---- Data shown

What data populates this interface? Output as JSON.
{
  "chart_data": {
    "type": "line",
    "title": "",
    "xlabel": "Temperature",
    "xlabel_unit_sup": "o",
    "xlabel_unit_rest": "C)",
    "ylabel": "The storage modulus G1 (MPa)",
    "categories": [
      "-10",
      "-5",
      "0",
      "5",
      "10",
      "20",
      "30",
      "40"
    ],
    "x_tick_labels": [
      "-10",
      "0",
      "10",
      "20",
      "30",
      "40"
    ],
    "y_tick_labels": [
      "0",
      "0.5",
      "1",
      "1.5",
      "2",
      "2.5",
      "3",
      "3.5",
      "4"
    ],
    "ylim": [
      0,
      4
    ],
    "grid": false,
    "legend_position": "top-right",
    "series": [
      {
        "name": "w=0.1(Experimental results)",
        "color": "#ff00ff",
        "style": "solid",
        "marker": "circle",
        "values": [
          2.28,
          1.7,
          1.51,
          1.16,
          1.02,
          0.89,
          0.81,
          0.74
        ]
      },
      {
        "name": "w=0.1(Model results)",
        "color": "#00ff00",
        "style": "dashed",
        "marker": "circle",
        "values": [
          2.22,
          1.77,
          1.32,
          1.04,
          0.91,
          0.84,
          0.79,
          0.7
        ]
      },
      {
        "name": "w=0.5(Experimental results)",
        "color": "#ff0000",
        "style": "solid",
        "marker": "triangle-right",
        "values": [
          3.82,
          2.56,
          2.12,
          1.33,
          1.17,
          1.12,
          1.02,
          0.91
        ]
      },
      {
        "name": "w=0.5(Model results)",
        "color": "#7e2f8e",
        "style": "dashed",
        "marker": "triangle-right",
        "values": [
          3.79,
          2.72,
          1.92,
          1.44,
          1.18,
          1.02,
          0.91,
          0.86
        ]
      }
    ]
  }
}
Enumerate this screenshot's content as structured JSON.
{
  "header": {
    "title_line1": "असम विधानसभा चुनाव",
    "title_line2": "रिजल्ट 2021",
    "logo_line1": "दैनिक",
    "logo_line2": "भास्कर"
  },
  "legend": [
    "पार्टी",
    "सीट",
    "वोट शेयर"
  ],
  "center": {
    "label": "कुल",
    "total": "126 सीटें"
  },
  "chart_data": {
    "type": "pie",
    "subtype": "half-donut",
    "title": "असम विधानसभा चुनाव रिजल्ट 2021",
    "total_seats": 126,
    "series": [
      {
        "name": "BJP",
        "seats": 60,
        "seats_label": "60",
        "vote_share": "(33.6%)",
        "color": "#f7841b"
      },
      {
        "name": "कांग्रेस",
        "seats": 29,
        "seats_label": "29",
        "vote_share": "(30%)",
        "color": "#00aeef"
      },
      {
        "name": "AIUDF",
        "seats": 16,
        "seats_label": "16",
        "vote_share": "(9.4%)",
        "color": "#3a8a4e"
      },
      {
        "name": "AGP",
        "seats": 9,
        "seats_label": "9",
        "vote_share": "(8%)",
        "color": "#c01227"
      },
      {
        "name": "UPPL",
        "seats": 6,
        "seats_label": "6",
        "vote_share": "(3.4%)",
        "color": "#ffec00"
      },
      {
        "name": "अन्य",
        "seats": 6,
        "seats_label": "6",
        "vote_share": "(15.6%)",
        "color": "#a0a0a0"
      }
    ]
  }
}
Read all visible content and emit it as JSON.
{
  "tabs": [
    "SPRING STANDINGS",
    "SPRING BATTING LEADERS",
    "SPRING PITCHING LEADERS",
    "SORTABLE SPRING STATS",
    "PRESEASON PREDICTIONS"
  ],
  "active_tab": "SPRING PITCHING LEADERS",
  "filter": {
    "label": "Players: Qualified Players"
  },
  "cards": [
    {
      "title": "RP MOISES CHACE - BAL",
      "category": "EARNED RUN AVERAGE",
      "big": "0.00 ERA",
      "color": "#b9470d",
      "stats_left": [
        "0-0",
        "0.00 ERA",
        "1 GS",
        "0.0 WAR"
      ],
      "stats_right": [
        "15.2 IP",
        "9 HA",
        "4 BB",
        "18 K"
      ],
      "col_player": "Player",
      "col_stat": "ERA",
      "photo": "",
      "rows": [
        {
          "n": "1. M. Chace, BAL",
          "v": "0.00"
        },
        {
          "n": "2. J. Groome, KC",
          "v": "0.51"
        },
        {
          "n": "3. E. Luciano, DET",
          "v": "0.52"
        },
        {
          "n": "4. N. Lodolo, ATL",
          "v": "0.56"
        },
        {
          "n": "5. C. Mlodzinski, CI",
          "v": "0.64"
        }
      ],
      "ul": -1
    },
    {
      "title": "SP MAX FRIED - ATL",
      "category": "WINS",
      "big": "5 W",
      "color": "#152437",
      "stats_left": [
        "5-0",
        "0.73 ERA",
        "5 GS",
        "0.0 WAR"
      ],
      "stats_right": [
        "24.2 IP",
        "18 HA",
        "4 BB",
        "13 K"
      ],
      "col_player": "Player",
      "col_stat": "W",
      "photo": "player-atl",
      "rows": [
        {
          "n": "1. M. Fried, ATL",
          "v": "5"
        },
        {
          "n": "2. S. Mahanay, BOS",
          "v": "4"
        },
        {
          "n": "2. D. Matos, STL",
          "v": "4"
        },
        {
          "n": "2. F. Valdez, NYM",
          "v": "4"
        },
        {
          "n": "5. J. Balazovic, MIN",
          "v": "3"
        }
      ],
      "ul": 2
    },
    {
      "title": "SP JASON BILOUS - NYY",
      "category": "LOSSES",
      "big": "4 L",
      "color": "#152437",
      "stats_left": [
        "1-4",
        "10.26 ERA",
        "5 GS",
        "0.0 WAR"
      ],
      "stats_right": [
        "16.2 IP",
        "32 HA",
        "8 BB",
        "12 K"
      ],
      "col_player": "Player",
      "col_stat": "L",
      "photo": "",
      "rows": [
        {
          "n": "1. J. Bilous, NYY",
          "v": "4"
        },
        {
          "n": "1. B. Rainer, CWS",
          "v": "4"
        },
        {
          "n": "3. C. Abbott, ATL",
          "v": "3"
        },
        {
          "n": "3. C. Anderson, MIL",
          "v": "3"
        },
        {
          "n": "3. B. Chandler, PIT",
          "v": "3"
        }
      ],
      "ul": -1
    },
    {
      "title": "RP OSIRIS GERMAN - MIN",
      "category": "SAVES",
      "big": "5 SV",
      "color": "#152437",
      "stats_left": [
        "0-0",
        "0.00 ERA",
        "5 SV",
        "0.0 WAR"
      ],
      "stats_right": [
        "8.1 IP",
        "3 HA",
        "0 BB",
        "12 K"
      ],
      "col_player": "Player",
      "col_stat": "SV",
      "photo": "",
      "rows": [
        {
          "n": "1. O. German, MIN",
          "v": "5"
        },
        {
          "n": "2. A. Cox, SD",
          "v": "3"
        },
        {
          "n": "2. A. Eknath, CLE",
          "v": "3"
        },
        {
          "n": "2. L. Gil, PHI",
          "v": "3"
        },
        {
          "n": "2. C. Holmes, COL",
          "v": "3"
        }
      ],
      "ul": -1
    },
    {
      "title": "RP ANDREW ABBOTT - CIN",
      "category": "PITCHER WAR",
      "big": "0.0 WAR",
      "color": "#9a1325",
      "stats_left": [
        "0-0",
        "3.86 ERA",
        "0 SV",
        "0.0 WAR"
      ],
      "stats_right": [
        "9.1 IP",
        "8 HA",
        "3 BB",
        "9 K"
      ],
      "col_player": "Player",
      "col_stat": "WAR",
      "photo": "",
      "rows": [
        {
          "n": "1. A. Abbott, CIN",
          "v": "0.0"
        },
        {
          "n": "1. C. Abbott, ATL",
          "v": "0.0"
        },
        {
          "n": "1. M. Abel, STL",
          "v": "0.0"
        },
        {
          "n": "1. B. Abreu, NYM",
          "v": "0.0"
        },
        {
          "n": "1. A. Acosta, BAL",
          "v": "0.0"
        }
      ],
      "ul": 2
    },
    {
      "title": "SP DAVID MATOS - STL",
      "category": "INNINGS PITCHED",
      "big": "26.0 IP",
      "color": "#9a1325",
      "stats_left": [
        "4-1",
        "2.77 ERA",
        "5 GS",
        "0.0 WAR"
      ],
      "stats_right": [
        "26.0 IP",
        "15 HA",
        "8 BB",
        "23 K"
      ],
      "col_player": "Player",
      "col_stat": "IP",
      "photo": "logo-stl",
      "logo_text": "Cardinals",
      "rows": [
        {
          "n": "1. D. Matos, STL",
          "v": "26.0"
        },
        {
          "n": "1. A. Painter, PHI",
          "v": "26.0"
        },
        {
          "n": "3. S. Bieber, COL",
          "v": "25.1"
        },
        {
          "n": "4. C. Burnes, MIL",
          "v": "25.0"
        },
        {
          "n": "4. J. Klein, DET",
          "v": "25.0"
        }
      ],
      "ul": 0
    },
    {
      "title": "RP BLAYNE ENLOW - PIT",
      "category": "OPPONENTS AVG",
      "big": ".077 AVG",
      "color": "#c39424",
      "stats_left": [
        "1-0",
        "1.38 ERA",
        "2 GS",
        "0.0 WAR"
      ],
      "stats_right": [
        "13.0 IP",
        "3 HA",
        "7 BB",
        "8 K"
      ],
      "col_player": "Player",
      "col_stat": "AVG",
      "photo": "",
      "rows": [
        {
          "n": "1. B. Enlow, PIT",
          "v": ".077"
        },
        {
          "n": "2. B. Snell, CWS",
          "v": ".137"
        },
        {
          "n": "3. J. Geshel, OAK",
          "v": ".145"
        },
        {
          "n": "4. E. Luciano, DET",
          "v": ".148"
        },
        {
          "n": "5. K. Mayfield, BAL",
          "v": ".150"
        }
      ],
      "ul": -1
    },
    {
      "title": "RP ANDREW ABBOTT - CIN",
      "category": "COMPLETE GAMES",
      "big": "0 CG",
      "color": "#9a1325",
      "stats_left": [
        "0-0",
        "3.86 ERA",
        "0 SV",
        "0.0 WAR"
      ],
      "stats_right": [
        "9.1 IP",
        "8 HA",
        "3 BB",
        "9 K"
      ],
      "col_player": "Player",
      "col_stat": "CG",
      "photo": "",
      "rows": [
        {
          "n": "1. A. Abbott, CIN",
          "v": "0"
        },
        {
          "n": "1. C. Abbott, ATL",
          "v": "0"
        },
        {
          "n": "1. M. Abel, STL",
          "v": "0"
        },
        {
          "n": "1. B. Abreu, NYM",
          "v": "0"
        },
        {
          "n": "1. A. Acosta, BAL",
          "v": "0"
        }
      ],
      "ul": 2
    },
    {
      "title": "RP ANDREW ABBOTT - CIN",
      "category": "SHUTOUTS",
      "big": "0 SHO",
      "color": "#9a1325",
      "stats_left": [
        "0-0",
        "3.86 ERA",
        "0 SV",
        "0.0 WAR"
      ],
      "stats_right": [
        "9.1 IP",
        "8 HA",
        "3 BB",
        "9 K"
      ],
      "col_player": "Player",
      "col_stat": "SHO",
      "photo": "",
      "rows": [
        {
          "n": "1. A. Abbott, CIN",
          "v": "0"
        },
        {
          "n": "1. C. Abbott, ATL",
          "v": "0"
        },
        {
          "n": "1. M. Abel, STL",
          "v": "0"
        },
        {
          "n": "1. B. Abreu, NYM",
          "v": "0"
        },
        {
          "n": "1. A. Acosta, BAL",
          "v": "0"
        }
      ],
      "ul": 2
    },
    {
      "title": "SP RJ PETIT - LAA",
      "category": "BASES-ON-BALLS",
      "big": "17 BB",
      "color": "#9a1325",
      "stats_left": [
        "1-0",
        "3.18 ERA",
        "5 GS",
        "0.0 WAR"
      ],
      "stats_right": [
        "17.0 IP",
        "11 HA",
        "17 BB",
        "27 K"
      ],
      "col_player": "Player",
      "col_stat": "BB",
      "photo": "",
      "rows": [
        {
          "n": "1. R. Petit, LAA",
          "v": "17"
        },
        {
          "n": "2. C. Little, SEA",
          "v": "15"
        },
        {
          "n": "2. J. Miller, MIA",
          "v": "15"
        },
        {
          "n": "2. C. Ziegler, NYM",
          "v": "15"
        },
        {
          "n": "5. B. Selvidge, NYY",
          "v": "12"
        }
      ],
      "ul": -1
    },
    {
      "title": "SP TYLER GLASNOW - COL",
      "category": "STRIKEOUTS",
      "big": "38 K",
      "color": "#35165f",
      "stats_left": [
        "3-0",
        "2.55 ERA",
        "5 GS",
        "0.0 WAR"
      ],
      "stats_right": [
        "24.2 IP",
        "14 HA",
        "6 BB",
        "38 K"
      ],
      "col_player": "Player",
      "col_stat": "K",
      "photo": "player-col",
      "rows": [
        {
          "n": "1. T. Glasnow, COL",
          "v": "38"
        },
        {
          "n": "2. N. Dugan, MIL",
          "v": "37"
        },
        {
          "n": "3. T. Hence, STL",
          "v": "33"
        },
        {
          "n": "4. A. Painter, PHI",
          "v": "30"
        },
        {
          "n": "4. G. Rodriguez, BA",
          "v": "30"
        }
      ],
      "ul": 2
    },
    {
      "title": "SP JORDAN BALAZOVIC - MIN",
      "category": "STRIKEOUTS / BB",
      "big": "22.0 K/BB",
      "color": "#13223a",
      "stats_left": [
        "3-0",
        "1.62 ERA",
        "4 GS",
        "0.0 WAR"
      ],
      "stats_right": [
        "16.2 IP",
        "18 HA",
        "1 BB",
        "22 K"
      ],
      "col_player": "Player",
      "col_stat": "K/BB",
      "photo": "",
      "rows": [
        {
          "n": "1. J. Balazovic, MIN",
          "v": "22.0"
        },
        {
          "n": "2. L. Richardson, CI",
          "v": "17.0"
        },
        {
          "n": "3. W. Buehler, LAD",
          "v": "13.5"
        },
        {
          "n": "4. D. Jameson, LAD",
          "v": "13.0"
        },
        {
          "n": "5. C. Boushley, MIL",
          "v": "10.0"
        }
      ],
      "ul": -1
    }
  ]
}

--------

▸ **Given request**
Scan the entries above. Copy each line that has the string "this".

▸ **Correct response**
What data populates this interface? Output as JSON.
Enumerate this screenshot's content as structured JSON.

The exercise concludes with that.